--- start GIVEN RECORDS ---

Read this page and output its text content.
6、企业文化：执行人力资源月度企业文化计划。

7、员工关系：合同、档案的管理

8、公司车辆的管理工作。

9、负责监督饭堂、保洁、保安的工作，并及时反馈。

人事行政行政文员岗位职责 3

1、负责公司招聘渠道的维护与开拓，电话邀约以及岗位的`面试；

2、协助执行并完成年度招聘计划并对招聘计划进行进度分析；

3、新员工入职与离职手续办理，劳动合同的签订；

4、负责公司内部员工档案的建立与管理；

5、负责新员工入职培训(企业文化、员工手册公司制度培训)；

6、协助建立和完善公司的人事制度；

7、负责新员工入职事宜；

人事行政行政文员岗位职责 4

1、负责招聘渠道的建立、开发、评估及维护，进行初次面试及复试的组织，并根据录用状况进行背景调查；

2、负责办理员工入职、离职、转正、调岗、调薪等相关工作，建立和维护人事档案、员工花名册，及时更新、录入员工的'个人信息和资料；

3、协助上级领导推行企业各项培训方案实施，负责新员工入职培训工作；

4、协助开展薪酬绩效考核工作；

--- end GIVEN RECORDS ---

_WHAT IS BEING ASKED_. Search the lines above for the string "企业文化", then show every one that has it.

_WORKED SOLUTION_.
6、企业文化：执行人力资源月度企业文化计划。
5、负责新员工入职培训(企业文化、员工手册公司制度培训)；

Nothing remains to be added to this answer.